# [Goal]
Search the material below for the string "blue" and list each line that holds it.

** begin Provided data **

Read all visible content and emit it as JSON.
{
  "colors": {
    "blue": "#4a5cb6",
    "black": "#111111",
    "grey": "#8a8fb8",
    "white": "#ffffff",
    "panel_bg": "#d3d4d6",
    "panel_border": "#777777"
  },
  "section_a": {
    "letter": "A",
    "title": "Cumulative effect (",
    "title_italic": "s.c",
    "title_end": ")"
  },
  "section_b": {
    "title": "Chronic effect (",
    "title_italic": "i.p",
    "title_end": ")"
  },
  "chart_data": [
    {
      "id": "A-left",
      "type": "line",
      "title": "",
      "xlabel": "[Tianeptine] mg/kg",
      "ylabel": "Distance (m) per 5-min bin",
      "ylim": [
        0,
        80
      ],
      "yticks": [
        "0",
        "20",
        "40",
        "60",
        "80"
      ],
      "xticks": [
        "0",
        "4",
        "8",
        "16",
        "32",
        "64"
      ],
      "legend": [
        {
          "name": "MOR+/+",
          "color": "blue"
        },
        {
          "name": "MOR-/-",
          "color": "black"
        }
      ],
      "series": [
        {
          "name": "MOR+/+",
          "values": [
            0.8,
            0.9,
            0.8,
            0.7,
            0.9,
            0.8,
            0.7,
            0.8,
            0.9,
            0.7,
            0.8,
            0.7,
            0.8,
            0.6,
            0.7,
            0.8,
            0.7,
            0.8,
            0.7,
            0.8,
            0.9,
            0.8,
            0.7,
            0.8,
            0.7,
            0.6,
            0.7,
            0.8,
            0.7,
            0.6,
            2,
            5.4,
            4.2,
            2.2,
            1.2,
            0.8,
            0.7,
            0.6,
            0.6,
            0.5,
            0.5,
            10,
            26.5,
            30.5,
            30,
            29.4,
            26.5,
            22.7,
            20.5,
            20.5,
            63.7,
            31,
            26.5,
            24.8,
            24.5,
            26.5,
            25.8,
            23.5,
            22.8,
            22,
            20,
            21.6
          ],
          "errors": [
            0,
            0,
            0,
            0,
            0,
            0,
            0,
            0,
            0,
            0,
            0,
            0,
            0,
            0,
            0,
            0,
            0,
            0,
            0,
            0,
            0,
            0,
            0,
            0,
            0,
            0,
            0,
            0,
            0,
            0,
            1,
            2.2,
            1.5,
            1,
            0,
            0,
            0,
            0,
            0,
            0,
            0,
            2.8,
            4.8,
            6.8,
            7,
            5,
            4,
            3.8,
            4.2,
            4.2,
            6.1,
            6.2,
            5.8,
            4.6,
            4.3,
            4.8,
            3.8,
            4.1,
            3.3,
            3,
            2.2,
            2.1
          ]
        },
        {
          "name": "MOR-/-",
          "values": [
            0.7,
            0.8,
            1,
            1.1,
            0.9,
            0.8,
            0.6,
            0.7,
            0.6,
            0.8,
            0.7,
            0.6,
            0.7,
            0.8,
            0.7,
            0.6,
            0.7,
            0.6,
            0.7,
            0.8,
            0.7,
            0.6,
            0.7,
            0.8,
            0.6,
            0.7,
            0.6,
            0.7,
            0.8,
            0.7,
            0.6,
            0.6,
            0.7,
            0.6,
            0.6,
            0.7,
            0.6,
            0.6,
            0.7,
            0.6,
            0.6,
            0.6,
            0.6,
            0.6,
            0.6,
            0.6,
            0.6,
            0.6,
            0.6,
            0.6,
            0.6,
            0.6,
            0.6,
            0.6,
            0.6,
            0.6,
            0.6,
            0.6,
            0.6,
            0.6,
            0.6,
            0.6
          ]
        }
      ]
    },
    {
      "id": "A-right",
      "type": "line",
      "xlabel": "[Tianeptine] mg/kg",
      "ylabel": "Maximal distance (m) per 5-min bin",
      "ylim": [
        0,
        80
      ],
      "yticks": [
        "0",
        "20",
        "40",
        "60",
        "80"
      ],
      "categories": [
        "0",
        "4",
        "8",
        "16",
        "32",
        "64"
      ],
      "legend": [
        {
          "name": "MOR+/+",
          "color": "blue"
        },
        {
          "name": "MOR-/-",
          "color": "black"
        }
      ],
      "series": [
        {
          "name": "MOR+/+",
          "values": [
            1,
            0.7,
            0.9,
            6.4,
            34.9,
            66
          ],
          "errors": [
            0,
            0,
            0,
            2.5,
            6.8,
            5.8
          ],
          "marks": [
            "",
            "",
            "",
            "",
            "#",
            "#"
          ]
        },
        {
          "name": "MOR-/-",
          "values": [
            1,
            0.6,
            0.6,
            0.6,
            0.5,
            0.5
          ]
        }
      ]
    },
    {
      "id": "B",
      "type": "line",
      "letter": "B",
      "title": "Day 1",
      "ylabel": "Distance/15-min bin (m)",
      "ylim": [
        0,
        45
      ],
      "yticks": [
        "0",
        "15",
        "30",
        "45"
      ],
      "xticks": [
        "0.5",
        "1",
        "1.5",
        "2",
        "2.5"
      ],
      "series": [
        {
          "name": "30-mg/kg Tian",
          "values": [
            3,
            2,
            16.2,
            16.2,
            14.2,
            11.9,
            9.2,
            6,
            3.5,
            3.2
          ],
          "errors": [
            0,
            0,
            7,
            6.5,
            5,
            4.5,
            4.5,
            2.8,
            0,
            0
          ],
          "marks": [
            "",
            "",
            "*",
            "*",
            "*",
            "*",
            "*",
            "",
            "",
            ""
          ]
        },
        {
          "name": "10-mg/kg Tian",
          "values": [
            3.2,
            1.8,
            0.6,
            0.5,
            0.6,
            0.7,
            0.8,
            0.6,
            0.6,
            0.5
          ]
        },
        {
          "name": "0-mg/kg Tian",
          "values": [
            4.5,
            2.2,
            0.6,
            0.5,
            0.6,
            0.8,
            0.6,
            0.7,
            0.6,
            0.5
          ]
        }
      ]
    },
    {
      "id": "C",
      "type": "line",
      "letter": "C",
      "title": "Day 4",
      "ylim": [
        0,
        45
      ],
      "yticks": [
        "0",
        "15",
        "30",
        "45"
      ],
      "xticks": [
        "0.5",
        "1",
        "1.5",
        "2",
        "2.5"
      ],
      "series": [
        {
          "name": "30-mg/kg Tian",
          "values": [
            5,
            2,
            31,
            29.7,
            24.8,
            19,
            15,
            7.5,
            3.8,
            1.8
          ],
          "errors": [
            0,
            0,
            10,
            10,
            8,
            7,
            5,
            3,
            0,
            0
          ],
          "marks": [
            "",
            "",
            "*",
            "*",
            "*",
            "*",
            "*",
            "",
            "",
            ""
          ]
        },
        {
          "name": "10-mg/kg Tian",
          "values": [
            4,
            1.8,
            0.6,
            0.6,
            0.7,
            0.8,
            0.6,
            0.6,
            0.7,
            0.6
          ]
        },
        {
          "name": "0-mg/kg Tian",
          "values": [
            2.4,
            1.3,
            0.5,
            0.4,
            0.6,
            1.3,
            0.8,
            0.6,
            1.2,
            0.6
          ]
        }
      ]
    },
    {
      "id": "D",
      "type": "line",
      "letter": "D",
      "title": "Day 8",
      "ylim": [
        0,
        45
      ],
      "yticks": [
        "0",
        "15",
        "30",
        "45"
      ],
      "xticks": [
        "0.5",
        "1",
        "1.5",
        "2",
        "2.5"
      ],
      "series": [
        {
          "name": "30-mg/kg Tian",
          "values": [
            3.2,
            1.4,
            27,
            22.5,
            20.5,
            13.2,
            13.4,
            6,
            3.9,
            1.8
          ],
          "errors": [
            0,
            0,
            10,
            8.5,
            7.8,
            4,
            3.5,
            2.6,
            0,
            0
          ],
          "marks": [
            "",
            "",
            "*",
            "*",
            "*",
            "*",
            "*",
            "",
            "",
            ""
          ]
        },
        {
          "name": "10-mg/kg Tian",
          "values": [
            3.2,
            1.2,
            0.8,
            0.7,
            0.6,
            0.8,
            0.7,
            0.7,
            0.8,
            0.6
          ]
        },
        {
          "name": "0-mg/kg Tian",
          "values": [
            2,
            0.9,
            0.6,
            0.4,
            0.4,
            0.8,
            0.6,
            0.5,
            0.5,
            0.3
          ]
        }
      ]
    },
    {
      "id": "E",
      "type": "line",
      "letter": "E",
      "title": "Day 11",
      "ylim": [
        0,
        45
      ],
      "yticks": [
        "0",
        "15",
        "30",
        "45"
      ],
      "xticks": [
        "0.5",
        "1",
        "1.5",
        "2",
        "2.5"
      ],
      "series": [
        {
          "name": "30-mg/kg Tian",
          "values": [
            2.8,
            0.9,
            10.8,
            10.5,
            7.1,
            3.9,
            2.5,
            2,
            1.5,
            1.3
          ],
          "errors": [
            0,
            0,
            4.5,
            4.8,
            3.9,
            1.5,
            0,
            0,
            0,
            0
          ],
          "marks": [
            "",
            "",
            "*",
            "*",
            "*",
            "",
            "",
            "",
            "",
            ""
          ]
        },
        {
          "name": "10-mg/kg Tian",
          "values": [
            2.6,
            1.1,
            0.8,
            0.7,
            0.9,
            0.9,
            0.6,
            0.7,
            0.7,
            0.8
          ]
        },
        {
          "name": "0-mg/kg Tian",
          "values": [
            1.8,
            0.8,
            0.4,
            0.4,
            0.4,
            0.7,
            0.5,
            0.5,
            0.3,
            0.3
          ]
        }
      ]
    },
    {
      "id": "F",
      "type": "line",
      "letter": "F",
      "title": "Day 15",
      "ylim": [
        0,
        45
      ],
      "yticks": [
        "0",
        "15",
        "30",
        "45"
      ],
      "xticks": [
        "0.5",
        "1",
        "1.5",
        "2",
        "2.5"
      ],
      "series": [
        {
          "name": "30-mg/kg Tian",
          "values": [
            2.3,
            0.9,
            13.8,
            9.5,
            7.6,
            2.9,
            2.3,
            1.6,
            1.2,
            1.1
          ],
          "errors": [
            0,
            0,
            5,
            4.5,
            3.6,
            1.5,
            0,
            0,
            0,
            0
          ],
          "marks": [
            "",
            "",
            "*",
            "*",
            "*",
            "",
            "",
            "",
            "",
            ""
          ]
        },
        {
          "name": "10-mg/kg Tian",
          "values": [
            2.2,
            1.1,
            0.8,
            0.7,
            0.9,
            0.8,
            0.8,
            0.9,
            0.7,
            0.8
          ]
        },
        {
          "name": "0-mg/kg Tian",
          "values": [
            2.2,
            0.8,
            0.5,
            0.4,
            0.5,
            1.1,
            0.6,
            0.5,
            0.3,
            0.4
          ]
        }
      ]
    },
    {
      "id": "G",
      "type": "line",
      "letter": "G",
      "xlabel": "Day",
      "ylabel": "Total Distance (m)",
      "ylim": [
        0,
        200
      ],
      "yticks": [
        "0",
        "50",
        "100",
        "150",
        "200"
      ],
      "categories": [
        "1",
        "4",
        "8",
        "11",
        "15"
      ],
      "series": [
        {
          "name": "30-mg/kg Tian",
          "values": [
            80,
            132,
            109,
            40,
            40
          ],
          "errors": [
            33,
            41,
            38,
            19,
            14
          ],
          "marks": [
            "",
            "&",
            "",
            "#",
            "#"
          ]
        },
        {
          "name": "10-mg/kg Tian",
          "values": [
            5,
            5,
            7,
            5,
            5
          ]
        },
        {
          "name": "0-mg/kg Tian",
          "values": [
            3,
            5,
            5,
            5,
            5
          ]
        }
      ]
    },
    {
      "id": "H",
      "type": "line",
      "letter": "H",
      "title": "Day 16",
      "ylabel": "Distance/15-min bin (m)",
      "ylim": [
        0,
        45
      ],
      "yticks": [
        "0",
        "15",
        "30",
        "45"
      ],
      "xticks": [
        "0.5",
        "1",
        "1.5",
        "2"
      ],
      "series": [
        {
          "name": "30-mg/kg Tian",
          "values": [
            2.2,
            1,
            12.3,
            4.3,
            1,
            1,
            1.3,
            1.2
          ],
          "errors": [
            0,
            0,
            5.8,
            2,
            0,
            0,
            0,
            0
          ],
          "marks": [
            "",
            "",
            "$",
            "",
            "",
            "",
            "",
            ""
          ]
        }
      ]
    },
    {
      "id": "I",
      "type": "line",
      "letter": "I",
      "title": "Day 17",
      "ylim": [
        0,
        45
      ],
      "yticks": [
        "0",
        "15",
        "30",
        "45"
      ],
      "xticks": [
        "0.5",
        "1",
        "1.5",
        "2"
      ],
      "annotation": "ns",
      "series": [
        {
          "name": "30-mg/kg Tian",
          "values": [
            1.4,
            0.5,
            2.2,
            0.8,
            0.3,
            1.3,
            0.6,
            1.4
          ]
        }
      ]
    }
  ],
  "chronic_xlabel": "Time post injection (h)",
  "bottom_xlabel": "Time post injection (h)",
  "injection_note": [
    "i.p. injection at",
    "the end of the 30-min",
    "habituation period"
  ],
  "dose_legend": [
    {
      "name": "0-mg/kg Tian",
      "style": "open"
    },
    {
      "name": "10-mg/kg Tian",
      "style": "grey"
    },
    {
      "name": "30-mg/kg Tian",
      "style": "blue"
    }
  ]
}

** end Provided data **

# [Correct answer]
    "blue": "#4a5cb6",
          "color": "blue"
          "color": "blue"
      "style": "blue"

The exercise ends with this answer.